Directive:
Reproduce all the entries precisely.

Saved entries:
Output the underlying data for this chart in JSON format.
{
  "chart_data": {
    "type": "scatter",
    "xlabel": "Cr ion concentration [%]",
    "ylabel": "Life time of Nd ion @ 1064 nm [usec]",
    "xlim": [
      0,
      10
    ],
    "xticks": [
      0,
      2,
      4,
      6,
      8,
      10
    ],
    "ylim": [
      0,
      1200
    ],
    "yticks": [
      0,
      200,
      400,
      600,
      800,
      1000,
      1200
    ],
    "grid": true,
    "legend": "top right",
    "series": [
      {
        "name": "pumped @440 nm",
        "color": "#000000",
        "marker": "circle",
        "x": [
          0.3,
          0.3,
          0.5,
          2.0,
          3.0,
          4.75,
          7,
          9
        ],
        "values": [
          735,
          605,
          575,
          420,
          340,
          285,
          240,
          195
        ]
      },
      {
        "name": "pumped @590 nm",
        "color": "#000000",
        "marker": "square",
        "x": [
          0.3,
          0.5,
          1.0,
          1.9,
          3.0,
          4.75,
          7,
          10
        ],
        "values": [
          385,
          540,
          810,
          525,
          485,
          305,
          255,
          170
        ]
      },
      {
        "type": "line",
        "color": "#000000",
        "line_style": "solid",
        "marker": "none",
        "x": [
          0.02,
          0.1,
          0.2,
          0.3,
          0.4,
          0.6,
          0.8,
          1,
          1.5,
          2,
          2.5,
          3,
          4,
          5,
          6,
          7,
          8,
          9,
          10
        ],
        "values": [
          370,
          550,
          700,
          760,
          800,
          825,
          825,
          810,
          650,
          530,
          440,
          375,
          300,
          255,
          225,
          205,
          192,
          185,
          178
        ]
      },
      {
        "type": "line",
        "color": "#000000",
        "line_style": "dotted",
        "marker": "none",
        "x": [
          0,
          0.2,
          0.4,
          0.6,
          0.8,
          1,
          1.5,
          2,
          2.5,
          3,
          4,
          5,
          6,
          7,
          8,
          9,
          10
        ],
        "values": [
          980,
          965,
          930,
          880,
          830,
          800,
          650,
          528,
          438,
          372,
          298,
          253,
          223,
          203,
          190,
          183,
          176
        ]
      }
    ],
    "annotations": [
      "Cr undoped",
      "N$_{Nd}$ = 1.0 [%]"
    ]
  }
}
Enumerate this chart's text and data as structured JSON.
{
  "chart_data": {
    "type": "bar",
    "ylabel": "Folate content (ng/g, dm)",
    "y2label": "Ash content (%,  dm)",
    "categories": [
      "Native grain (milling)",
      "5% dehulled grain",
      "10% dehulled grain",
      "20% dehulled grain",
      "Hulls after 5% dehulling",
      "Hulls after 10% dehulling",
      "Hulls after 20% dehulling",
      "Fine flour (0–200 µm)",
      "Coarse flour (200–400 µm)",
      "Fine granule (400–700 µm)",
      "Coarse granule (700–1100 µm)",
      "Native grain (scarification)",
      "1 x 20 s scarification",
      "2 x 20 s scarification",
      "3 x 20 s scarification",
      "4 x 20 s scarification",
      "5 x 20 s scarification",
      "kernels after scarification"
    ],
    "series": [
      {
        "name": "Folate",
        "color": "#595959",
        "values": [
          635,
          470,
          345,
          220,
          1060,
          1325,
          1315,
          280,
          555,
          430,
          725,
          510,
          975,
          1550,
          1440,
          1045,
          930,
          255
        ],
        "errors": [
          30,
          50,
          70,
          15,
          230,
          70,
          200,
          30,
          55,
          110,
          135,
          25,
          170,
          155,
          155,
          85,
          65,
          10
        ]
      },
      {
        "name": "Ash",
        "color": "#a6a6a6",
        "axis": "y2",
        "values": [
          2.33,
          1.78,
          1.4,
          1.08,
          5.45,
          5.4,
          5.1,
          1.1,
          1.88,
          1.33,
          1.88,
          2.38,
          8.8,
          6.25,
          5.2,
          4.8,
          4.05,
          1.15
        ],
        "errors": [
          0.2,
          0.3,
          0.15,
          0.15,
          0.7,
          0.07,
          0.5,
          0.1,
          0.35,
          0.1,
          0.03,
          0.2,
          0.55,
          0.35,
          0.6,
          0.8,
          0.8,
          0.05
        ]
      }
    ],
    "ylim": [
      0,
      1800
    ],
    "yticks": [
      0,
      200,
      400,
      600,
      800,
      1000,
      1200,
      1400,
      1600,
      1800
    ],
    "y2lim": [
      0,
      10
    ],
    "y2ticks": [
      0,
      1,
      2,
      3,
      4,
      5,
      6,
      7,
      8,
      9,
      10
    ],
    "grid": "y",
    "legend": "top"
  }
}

Response:
Output the underlying data for this chart in JSON format.
{
  "chart_data": {
    "type": "scatter",
    "xlabel": "Cr ion concentration [%]",
    "ylabel": "Life time of Nd ion @ 1064 nm [usec]",
    "xlim": [
      0,
      10
    ],
    "xticks": [
      0,
      2,
      4,
      6,
      8,
      10
    ],
    "ylim": [
      0,
      1200
    ],
    "yticks": [
      0,
      200,
      400,
      600,
      800,
      1000,
      1200
    ],
    "grid": true,
    "legend": "top right",
    "series": [
      {
        "name": "pumped @440 nm",
        "color": "#000000",
        "marker": "circle",
        "x": [
          0.3,
          0.3,
          0.5,
          2.0,
          3.0,
          4.75,
          7,
          9
        ],
        "values": [
          735,
          605,
          575,
          420,
          340,
          285,
          240,
          195
        ]
      },
      {
        "name": "pumped @590 nm",
        "color": "#000000",
        "marker": "square",
        "x": [
          0.3,
          0.5,
          1.0,
          1.9,
          3.0,
          4.75,
          7,
          10
        ],
        "values": [
          385,
          540,
          810,
          525,
          485,
          305,
          255,
          170
        ]
      },
      {
        "type": "line",
        "color": "#000000",
        "line_style": "solid",
        "marker": "none",
        "x": [
          0.02,
          0.1,
          0.2,
          0.3,
          0.4,
          0.6,
          0.8,
          1,
          1.5,
          2,
          2.5,
          3,
          4,
          5,
          6,
          7,
          8,
          9,
          10
        ],
        "values": [
          370,
          550,
          700,
          760,
          800,
          825,
          825,
          810,
          650,
          530,
          440,
          375,
          300,
          255,
          225,
          205,
          192,
          185,
          178
        ]
      },
      {
        "type": "line",
        "color": "#000000",
        "line_style": "dotted",
        "marker": "none",
        "x": [
          0,
          0.2,
          0.4,
          0.6,
          0.8,
          1,
          1.5,
          2,
          2.5,
          3,
          4,
          5,
          6,
          7,
          8,
          9,
          10
        ],
        "values": [
          980,
          965,
          930,
          880,
          830,
          800,
          650,
          528,
          438,
          372,
          298,
          253,
          223,
          203,
          190,
          183,
          176
        ]
      }
    ],
    "annotations": [
      "Cr undoped",
      "N$_{Nd}$ = 1.0 [%]"
    ]
  }
}
Enumerate this chart's text and data as structured JSON.
{
  "chart_data": {
    "type": "bar",
    "ylabel": "Folate content (ng/g, dm)",
    "y2label": "Ash content (%,  dm)",
    "categories": [
      "Native grain (milling)",
      "5% dehulled grain",
      "10% dehulled grain",
      "20% dehulled grain",
      "Hulls after 5% dehulling",
      "Hulls after 10% dehulling",
      "Hulls after 20% dehulling",
      "Fine flour (0–200 µm)",
      "Coarse flour (200–400 µm)",
      "Fine granule (400–700 µm)",
      "Coarse granule (700–1100 µm)",
      "Native grain (scarification)",
      "1 x 20 s scarification",
      "2 x 20 s scarification",
      "3 x 20 s scarification",
      "4 x 20 s scarification",
      "5 x 20 s scarification",
      "kernels after scarification"
    ],
    "series": [
      {
        "name": "Folate",
        "color": "#595959",
        "values": [
          635,
          470,
          345,
          220,
          1060,
          1325,
          1315,
          280,
          555,
          430,
          725,
          510,
          975,
          1550,
          1440,
          1045,
          930,
          255
        ],
        "errors": [
          30,
          50,
          70,
          15,
          230,
          70,
          200,
          30,
          55,
          110,
          135,
          25,
          170,
          155,
          155,
          85,
          65,
          10
        ]
      },
      {
        "name": "Ash",
        "color": "#a6a6a6",
        "axis": "y2",
        "values": [
          2.33,
          1.78,
          1.4,
          1.08,
          5.45,
          5.4,
          5.1,
          1.1,
          1.88,
          1.33,
          1.88,
          2.38,
          8.8,
          6.25,
          5.2,
          4.8,
          4.05,
          1.15
        ],
        "errors": [
          0.2,
          0.3,
          0.15,
          0.15,
          0.7,
          0.07,
          0.5,
          0.1,
          0.35,
          0.1,
          0.03,
          0.2,
          0.55,
          0.35,
          0.6,
          0.8,
          0.8,
          0.05
        ]
      }
    ],
    "ylim": [
      0,
      1800
    ],
    "yticks": [
      0,
      200,
      400,
      600,
      800,
      1000,
      1200,
      1400,
      1600,
      1800
    ],
    "y2lim": [
      0,
      10
    ],
    "y2ticks": [
      0,
      1,
      2,
      3,
      4,
      5,
      6,
      7,
      8,
      9,
      10
    ],
    "grid": "y",
    "legend": "top"
  }
}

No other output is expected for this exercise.